Saved data entries
##########

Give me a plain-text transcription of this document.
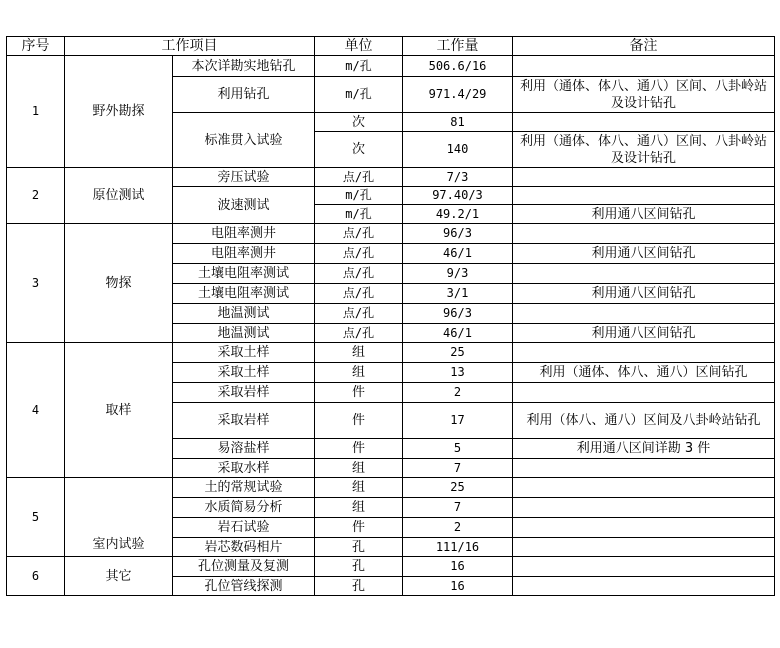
序号	工作项目		单位	工作量	备注
1	野外勘探	本次详勘实地钻孔	m/孔	506.6/16	
		利用钻孔	m/孔	971.4/29	利用（通体、体八、通八）区间、八卦岭站及设计钻孔
		标准贯入试验	次	81	
			次	140	利用（通体、体八、通八）区间、八卦岭站及设计钻孔
2	原位测试	旁压试验	点/孔	7/3	
		波速测试	m/孔	97.40/3	
			m/孔	49.2/1	利用通八区间钻孔
3	物探	电阻率测井	点/孔	96/3	
		电阻率测井	点/孔	46/1	利用通八区间钻孔
		土壤电阻率测试	点/孔	9/3	
		土壤电阻率测试	点/孔	3/1	利用通八区间钻孔
		地温测试	点/孔	96/3	
		地温测试	点/孔	46/1	利用通八区间钻孔
4	取样	采取土样	组	25	
		采取土样	组	13	利用（通体、体八、通八）区间钻孔
		采取岩样	件	2	
		采取岩样	件	17	利用（体八、通八）区间及八卦岭站钻孔
		易溶盐样	件	5	利用通八区间详勘 3 件
		采取水样	组	7	
5	室内试验	土的常规试验	组	25	
		水质简易分析	组	7	
		岩石试验	件	2	
		岩芯数码相片	孔	111/16	
6	其它	孔位测量及复测	孔	16	
		孔位管线探测	孔	16	
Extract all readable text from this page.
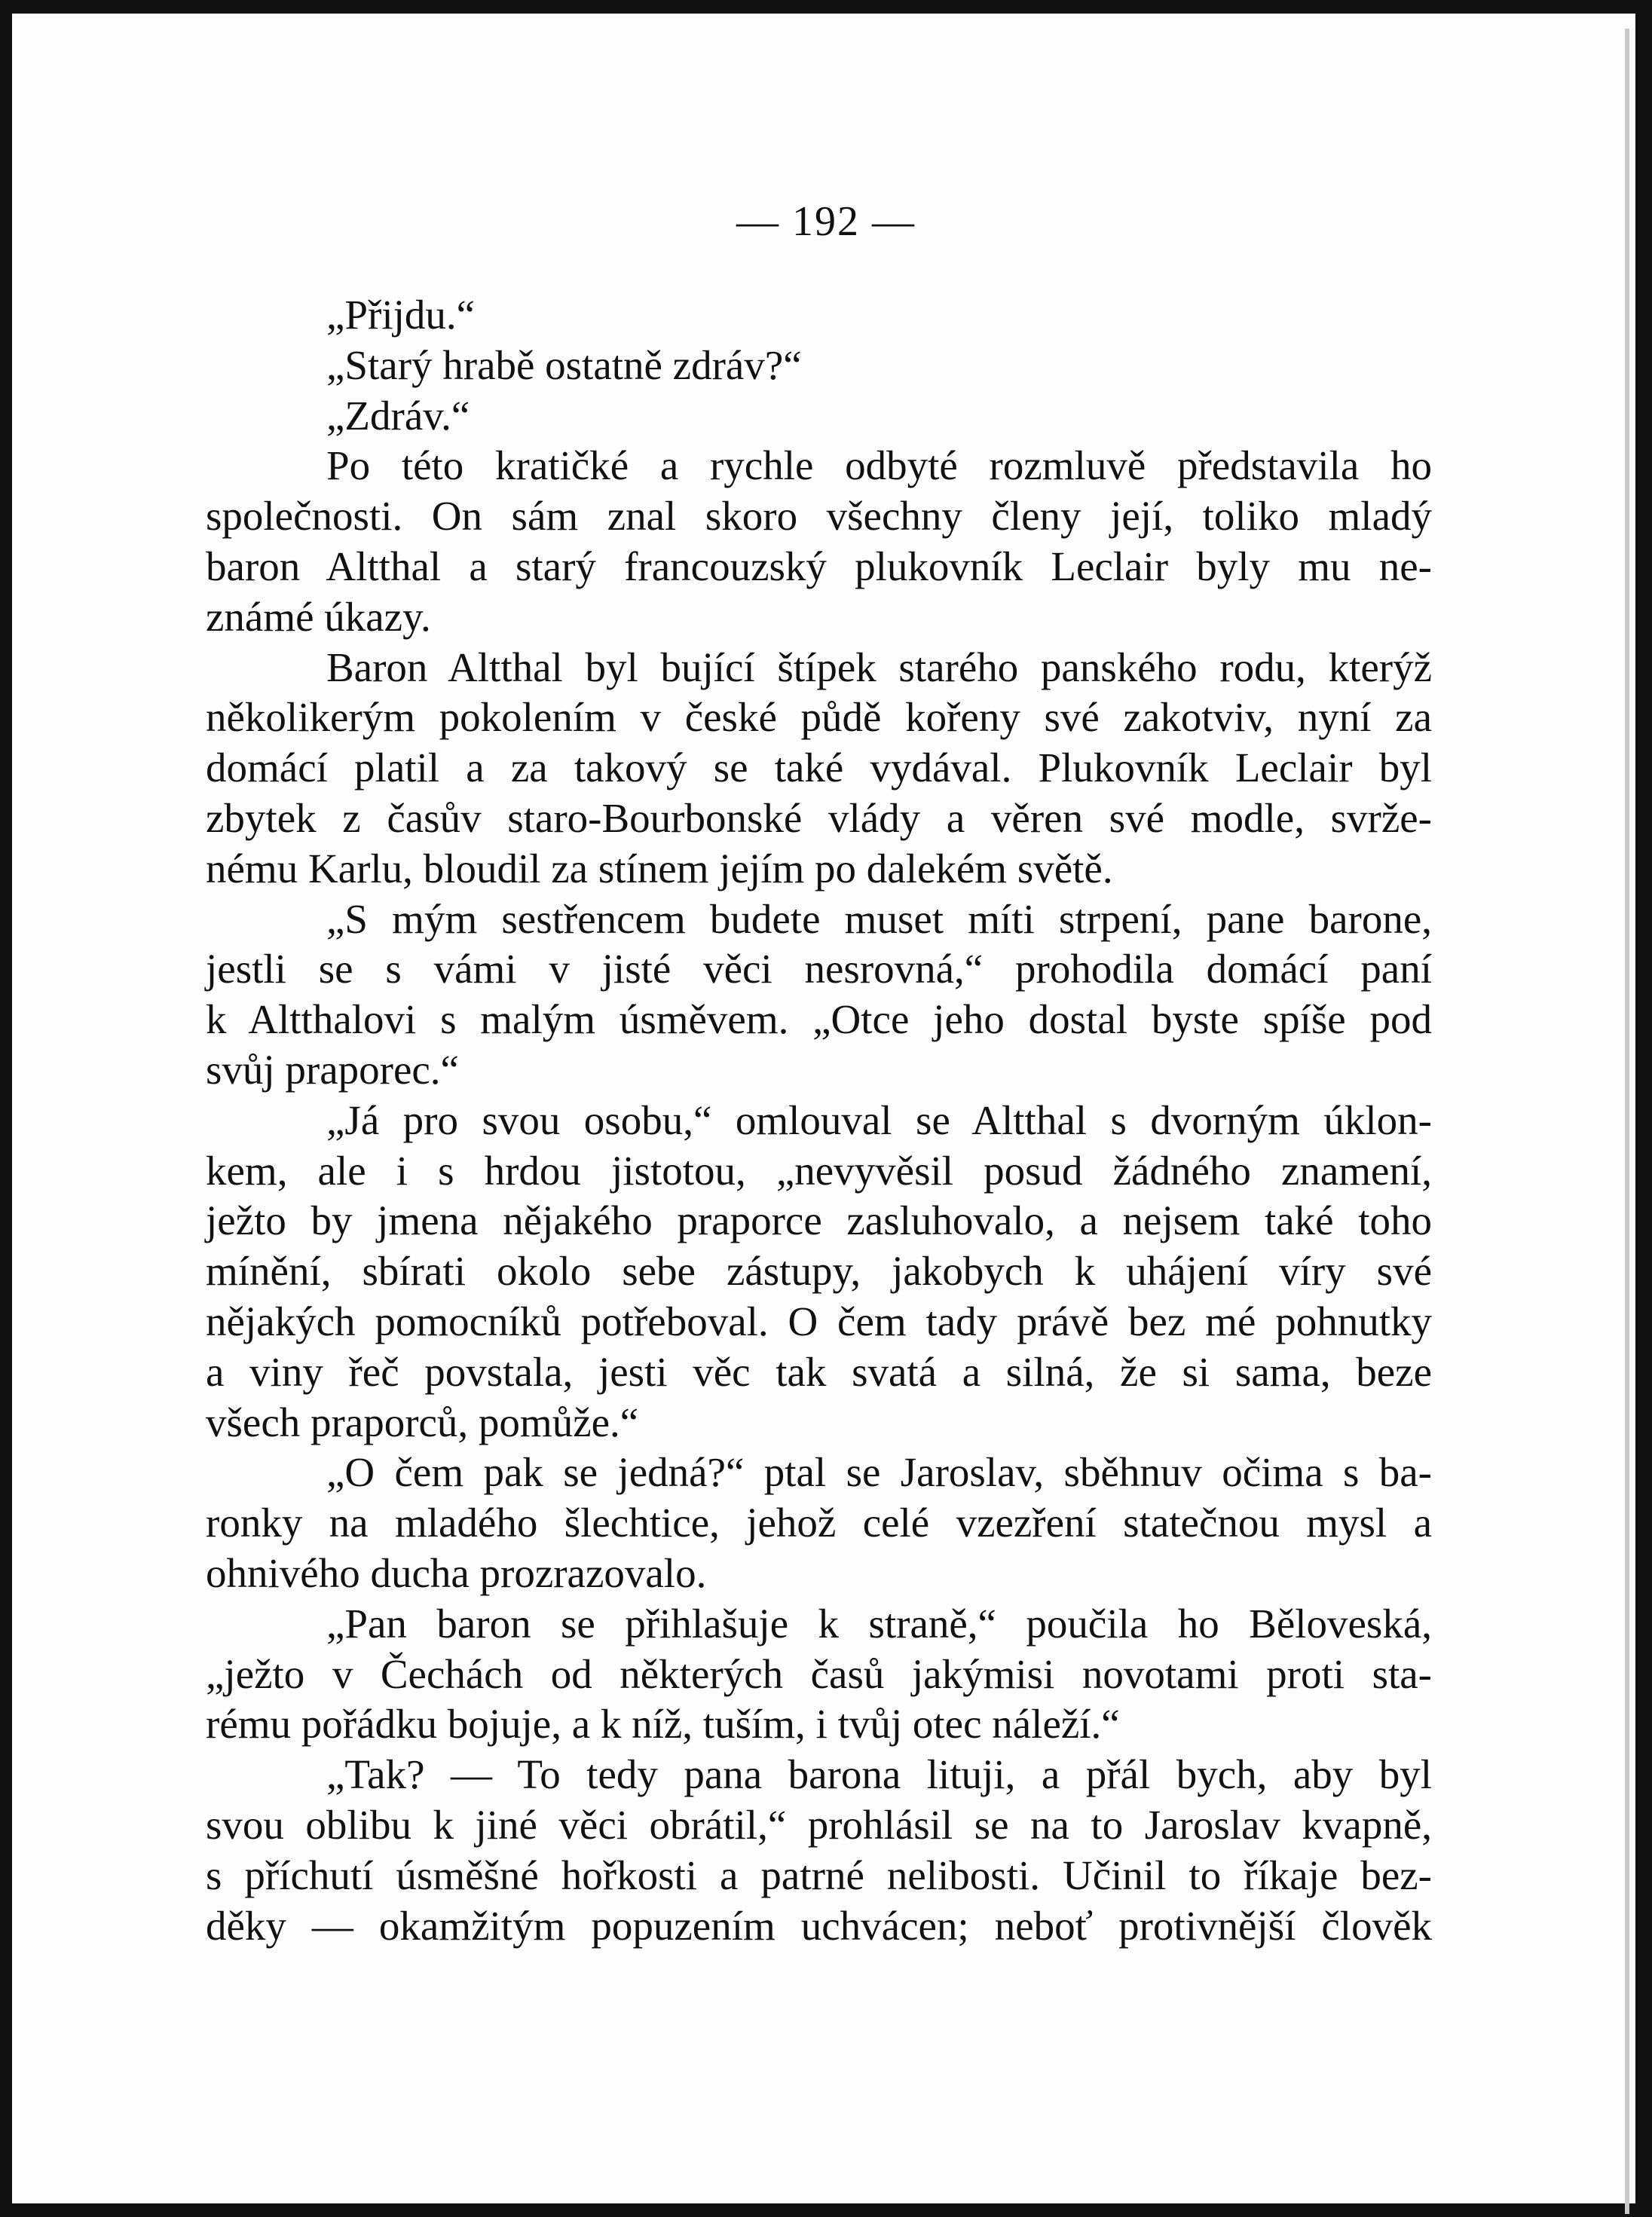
— 192 —
„Přijdu.“
„Starý hrabě ostatně zdráv?“
„Zdráv.“
Po této kratičké a rychle odbyté rozmluvě představila ho
společnosti. On sám znal skoro všechny členy její, toliko mladý
baron Altthal a starý francouzský plukovník Leclair byly mu ne-
známé úkazy.
Baron Altthal byl bující štípek starého panského rodu, kterýž
několikerým pokolením v české půdě kořeny své zakotviv, nyní za
domácí platil a za takový se také vydával. Plukovník Leclair byl
zbytek z časův staro-Bourbonské vlády a věren své modle, svrže-
nému Karlu, bloudil za stínem jejím po dalekém světě.
„S mým sestřencem budete muset míti strpení, pane barone,
jestli se s vámi v jisté věci nesrovná,“ prohodila domácí paní
k Altthalovi s malým úsměvem. „Otce jeho dostal byste spíše pod
svůj praporec.“
„Já pro svou osobu,“ omlouval se Altthal s dvorným úklon-
kem, ale i s hrdou jistotou, „nevyvěsil posud žádného znamení,
ježto by jmena nějakého praporce zasluhovalo, a nejsem také toho
mínění, sbírati okolo sebe zástupy, jakobych k uhájení víry své
nějakých pomocníků potřeboval. O čem tady právě bez mé pohnutky
a viny řeč povstala, jesti věc tak svatá a silná, že si sama, beze
všech praporců, pomůže.“
„O čem pak se jedná?“ ptal se Jaroslav, sběhnuv očima s ba-
ronky na mladého šlechtice, jehož celé vzezření statečnou mysl a
ohnivého ducha prozrazovalo.
„Pan baron se přihlašuje k straně,“ poučila ho Běloveská,
„ježto v Čechách od některých časů jakýmisi novotami proti sta-
rému pořádku bojuje, a k níž, tuším, i tvůj otec náleží.“
„Tak? — To tedy pana barona lituji, a přál bych, aby byl
svou oblibu k jiné věci obrátil,“ prohlásil se na to Jaroslav kvapně,
s příchutí úsměšné hořkosti a patrné nelibosti. Učinil to říkaje bez-
děky — okamžitým popuzením uchvácen; neboť protivnější člověk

##########

WHAT YOU WILL DO :: Collect every line with the string "土壤电阻率测试" from the records, and copy each.

SOLUTION TO THIS EXERCISE ::
		土壤电阻率测试	点/孔	9/3	
		土壤电阻率测试	点/孔	3/1	利用通八区间钻孔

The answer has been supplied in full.